## PROBLEM DETAILS
For this exercise, copy out each line of the material below that includes "PREVIEW".

----

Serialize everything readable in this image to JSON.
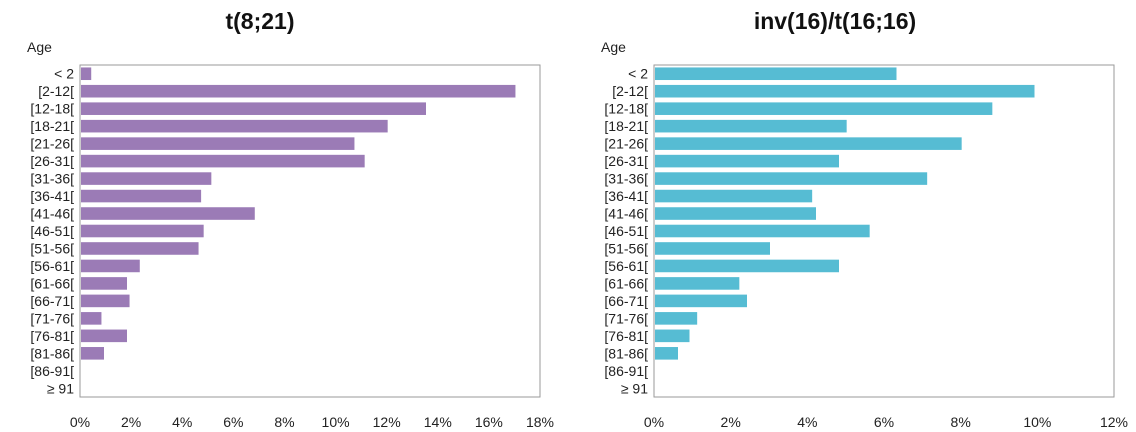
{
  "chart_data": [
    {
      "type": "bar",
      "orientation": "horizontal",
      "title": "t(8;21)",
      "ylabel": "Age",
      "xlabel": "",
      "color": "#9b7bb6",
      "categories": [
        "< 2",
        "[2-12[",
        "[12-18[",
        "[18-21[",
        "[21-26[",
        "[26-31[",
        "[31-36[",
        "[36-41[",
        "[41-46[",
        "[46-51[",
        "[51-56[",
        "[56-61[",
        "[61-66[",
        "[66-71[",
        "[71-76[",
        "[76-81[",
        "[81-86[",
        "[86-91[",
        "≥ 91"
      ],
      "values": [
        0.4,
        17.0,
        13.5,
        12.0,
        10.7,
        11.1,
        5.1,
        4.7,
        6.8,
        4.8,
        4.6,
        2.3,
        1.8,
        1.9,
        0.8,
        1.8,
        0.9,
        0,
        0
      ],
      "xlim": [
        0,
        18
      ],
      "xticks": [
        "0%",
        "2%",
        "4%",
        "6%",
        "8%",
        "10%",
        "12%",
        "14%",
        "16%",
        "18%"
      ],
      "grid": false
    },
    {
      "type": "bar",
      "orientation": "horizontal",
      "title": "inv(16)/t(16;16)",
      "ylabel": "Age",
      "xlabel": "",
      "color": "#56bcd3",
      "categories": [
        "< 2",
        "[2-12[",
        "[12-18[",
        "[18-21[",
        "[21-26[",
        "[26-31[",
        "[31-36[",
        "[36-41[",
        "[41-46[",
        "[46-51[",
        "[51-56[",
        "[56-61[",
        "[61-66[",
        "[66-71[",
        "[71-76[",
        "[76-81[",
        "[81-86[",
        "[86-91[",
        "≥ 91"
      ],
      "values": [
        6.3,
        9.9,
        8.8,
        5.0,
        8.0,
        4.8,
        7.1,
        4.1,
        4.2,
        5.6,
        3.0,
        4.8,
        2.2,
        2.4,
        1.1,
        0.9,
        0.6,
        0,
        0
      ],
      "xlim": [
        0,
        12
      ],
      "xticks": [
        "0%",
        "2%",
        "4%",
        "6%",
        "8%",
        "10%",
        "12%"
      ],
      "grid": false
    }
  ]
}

----

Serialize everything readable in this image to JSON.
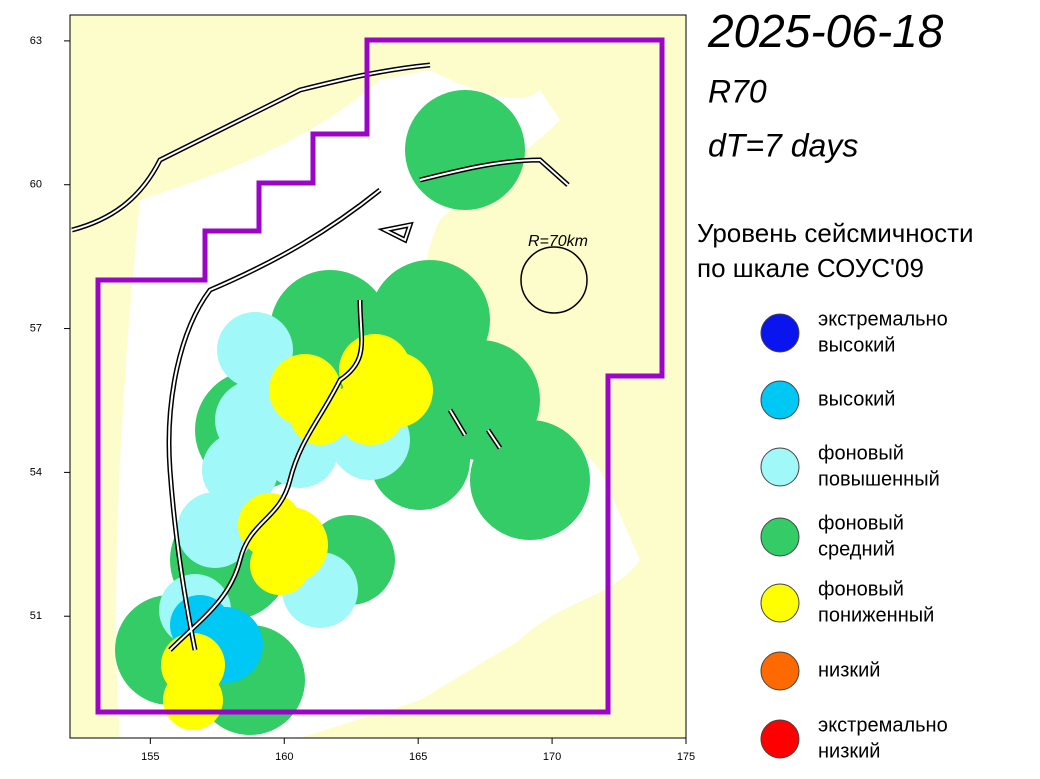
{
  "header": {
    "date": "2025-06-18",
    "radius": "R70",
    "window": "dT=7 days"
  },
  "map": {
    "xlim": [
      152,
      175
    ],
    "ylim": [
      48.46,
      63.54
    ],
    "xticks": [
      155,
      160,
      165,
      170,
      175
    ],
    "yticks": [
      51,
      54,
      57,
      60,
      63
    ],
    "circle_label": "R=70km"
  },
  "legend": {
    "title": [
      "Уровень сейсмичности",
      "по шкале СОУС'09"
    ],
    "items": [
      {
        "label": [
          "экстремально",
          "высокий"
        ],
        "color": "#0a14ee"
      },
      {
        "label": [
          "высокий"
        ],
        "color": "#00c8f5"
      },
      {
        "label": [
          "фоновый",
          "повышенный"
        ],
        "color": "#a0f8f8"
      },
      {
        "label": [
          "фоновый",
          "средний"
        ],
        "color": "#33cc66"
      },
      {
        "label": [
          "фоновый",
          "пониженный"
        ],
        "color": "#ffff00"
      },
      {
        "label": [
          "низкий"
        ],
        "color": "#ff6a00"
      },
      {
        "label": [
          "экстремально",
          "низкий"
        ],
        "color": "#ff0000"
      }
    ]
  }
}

----

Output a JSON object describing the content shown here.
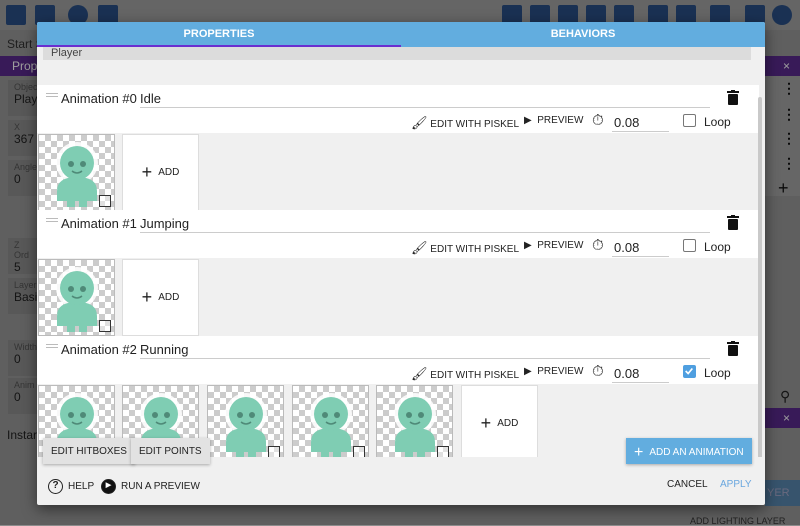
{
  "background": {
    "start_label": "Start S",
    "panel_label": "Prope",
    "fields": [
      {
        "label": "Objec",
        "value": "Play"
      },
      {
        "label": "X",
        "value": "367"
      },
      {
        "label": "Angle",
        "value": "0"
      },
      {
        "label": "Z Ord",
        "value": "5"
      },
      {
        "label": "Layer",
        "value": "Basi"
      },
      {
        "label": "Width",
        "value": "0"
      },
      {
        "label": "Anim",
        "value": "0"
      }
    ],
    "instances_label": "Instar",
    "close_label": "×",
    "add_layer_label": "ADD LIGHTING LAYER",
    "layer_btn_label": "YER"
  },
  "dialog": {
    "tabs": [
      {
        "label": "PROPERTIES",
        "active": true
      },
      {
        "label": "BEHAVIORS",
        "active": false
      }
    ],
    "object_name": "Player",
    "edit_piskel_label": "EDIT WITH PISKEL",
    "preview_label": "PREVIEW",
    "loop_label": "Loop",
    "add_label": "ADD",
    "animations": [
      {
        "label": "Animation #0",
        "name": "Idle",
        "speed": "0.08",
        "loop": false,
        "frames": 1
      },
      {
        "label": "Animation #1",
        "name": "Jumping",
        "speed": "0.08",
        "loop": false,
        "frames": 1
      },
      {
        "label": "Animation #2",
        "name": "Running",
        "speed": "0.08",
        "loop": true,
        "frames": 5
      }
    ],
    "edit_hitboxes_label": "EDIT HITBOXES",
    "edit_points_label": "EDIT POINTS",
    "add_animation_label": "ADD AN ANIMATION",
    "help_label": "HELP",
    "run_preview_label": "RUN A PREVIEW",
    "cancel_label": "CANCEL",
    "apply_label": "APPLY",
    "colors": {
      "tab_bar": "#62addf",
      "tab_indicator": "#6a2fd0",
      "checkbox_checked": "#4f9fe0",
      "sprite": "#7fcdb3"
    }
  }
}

----

## WORKED ANSWER
    "preview_label": "PREVIEW",
    "run_preview_label": "RUN A PREVIEW",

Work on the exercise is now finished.